━━━━━ EXTRACTED INFORMATION

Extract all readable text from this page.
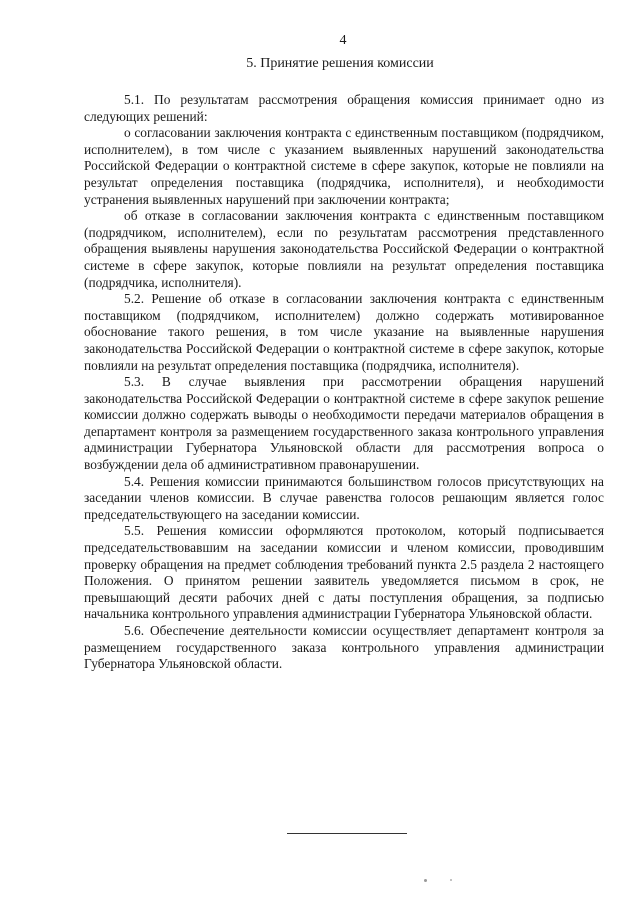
4
5. Принятие решения комиссии

5.1. По результатам рассмотрения обращения комиссия принимает одно из следующих решений:

о согласовании заключения контракта с единственным поставщиком (подрядчиком, исполнителем), в том числе с указанием выявленных нарушений законодательства Российской Федерации о контрактной системе в сфере закупок, которые не повлияли на результат определения поставщика (подрядчика, исполнителя), и необходимости устранения выявленных нарушений при заключении контракта;

об отказе в согласовании заключения контракта с единственным поставщиком (подрядчиком, исполнителем), если по результатам рассмотрения представленного обращения выявлены нарушения законодательства Российской Федерации о контрактной системе в сфере закупок, которые повлияли на результат определения поставщика (подрядчика, исполнителя).

5.2. Решение об отказе в согласовании заключения контракта с единственным поставщиком (подрядчиком, исполнителем) должно содержать мотивированное обоснование такого решения, в том числе указание на выявленные нарушения законодательства Российской Федерации о контрактной системе в сфере закупок, которые повлияли на результат определения поставщика (подрядчика, исполнителя).

5.3. В случае выявления при рассмотрении обращения нарушений законодательства Российской Федерации о контрактной системе в сфере закупок решение комиссии должно содержать выводы о необходимости передачи материалов обращения в департамент контроля за размещением государственного заказа контрольного управления администрации Губернатора Ульяновской области для рассмотрения вопроса о возбуждении дела об административном правонарушении.

5.4. Решения комиссии принимаются большинством голосов присутствующих на заседании членов комиссии. В случае равенства голосов решающим является голос председательствующего на заседании комиссии.

5.5. Решения комиссии оформляются протоколом, который подписывается председательствовавшим на заседании комиссии и членом комиссии, проводившим проверку обращения на предмет соблюдения требований пункта 2.5 раздела 2 настоящего Положения. О принятом решении заявитель уведомляется письмом в срок, не превышающий десяти рабочих дней с даты поступления обращения, за подписью начальника контрольного управления администрации Губернатора Ульяновской области.

5.6. Обеспечение деятельности комиссии осуществляет департамент контроля за размещением государственного заказа контрольного управления администрации Губернатора Ульяновской области.
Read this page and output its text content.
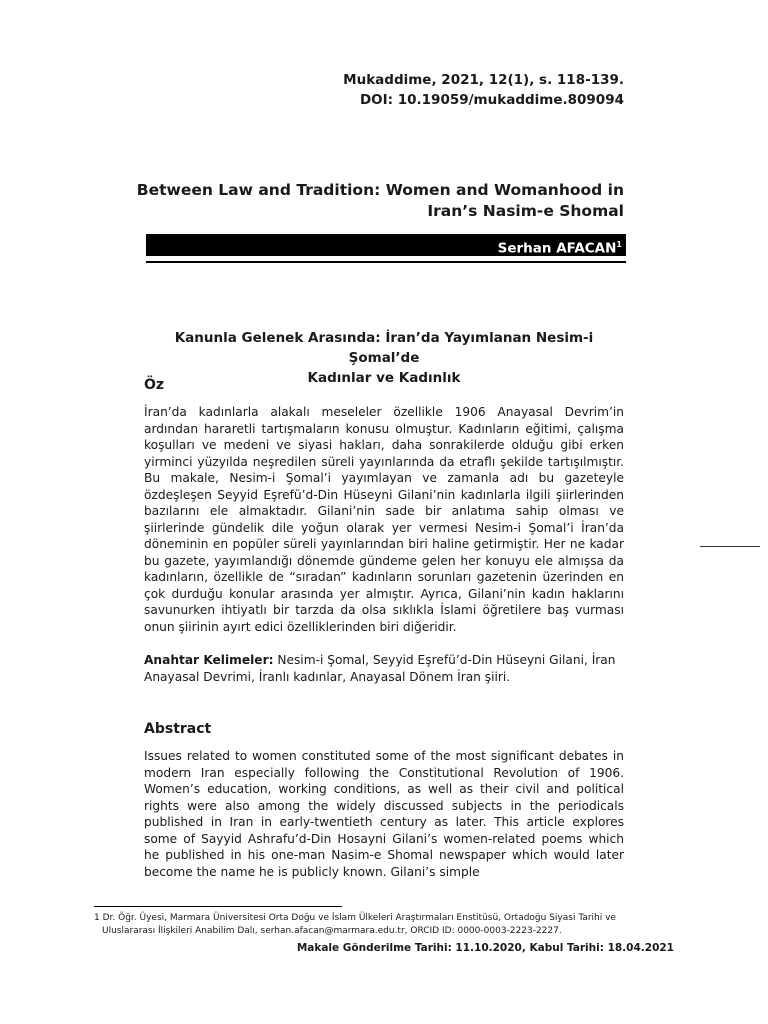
Mukaddime, 2021, 12(1), s. 118-139.
DOI: 10.19059/mukaddime.809094
Between Law and Tradition: Women and Womanhood in
Iran’s Nasim-e Shomal
Serhan AFACAN$^1$
Kanunla Gelenek Arasında: İran’da Yayımlanan Nesim-i Şomal’de
Kadınlar ve Kadınlık
Öz
İran’da kadınlarla alakalı meseleler özellikle 1906 Anayasal Devrim’in ardından hararetli tartışmaların konusu olmuştur. Kadınların eğitimi, çalışma koşulları ve medeni ve siyasi hakları, daha sonrakilerde olduğu gibi erken yirminci yüzyılda neşredilen süreli yayınlarında da etraflı şekilde tartışılmıştır. Bu makale, Nesim-i Şomal’i yayımlayan ve zamanla adı bu gazeteyle özdeşleşen Seyyid Eşrefü’d-Din Hüseyni Gilani’nin kadınlarla ilgili şiirlerinden bazılarını ele almaktadır. Gilani’nin sade bir anlatıma sahip olması ve şiirlerinde gündelik dile yoğun olarak yer vermesi Nesim-i Şomal’i İran’da döneminin en popüler süreli yayınlarından biri haline getirmiştir. Her ne kadar bu gazete, yayımlandığı dönemde gündeme gelen her konuyu ele almışsa da kadınların, özellikle de “sıradan” kadınların sorunları gazetenin üzerinden en çok durduğu konular arasında yer almıştır. Ayrıca, Gilani’nin kadın haklarını savunurken ihtiyatlı bir tarzda da olsa sıklıkla İslami öğretilere baş vurması onun şiirinin ayırt edici özelliklerinden biri diğeridir.
Anahtar Kelimeler: Nesim-i Şomal, Seyyid Eşrefü’d-Din Hüseyni Gilani, İran Anayasal Devrimi, İranlı kadınlar, Anayasal Dönem İran şiiri.
Abstract
Issues related to women constituted some of the most significant debates in modern Iran especially following the Constitutional Revolution of 1906. Women’s education, working conditions, as well as their civil and political rights were also among the widely discussed subjects in the periodicals published in Iran in early-twentieth century as later. This article explores some of Sayyid Ashrafu’d-Din Hosayni Gilani’s women-related poems which he published in his one-man Nasim-e Shomal newspaper which would later become the name he is publicly known. Gilani’s simple
1 Dr. Öğr. Üyesi, Marmara Üniversitesi Orta Doğu ve İslam Ülkeleri Araştırmaları Enstitüsü, Ortadoğu Siyasi Tarihi ve
Uluslararası İlişkileri Anabilim Dalı, serhan.afacan@marmara.edu.tr, ORCID ID: 0000-0003-2223-2227.
Makale Gönderilme Tarihi: 11.10.2020, Kabul Tarihi: 18.04.2021
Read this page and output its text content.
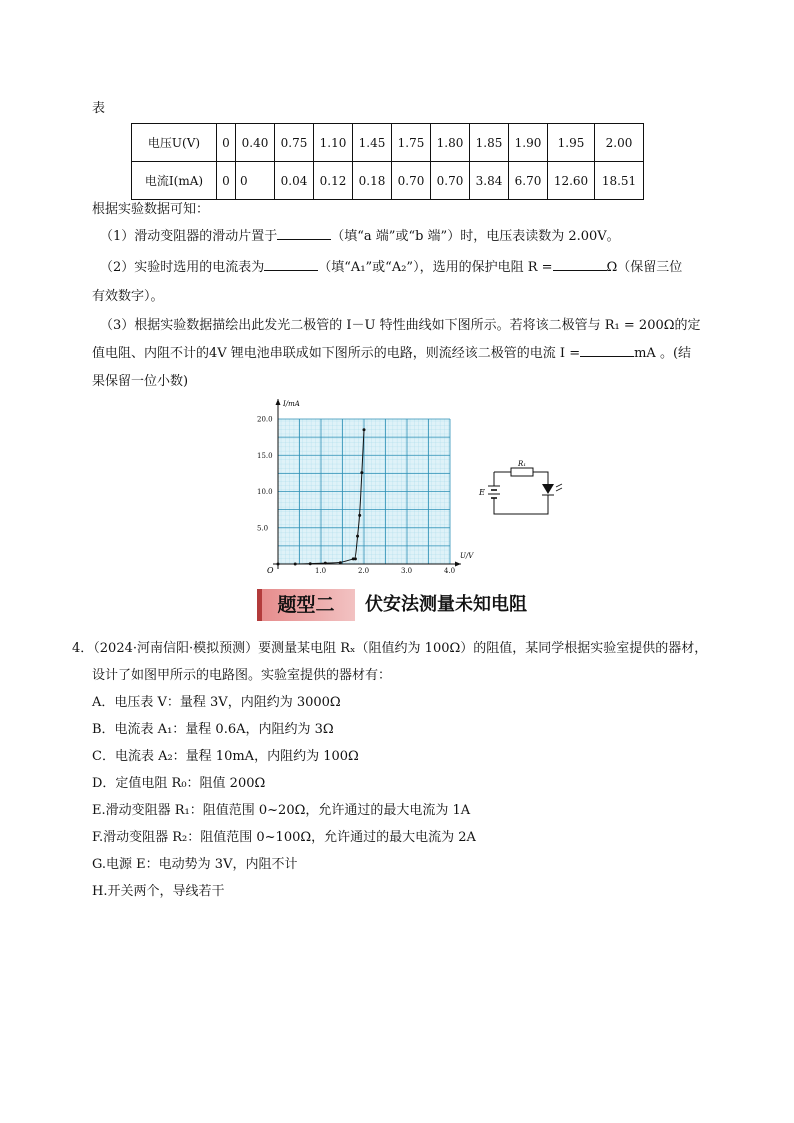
表
电压U(V)	0	0.40	0.75	1.10	1.45	1.75	1.80	1.85	1.90	1.95	2.00
电流I(mA)	0	0	0.04	0.12	0.18	0.70	0.70	3.84	6.70	12.60	18.51
根据实验数据可知：
（1）滑动变阻器的滑动片置于	（填“a 端”或“b 端”）时，电压表读数为 2.00V。
（2）实验时选用的电流表为	（填“A₁”或“A₂”），选用的保护电阻 R =	Ω（保留三位
有效数字）。
（3）根据实验数据描绘出此发光二极管的 I－U 特性曲线如下图所示。若将该二极管与 R₁ = 200Ω的定
值电阻、内阻不计的4V 锂电池串联成如下图所示的电路，则流经该二极管的电流 I =	mA 。(结
果保留一位小数)
I/mA
U/V
O	1.0	2.0	3.0	4.0
5.0
10.0
15.0
20.0
R₁
E
题型二	伏安法测量未知电阻
4．（2024·河南信阳·模拟预测）要测量某电阻 Rₓ（阻值约为 100Ω）的阻值，某同学根据实验室提供的器材，
设计了如图甲所示的电路图。实验室提供的器材有：
A．电压表 V：量程 3V，内阻约为 3000Ω
B．电流表 A₁：量程 0.6A，内阻约为 3Ω
C．电流表 A₂：量程 10mA，内阻约为 100Ω
D．定值电阻 R₀：阻值 200Ω
E.滑动变阻器 R₁：阻值范围 0~20Ω，允许通过的最大电流为 1A
F.滑动变阻器 R₂：阻值范围 0~100Ω，允许通过的最大电流为 2A
G.电源 E：电动势为 3V，内阻不计
H.开关两个，导线若干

━━━━━━━━━━

▶ **PROBLEM DETAILS**
Find the lines above that contain the word "Women" and collect them.

▶ **TASK ANSWER**
Between Law and Tradition: Women and Womanhood in
Issues related to women constituted some of the most significant debates in modern Iran especially following the Constitutional Revolution of 1906. Women’s education, working conditions, as well as their civil and political rights were also among the widely discussed subjects in the periodicals published in Iran in early-twentieth century as later. This article explores some of Sayyid Ashrafu’d-Din Hosayni Gilani’s women-related poems which he published in his one-man Nasim-e Shomal newspaper which would later become the name he is publicly known. Gilani’s simple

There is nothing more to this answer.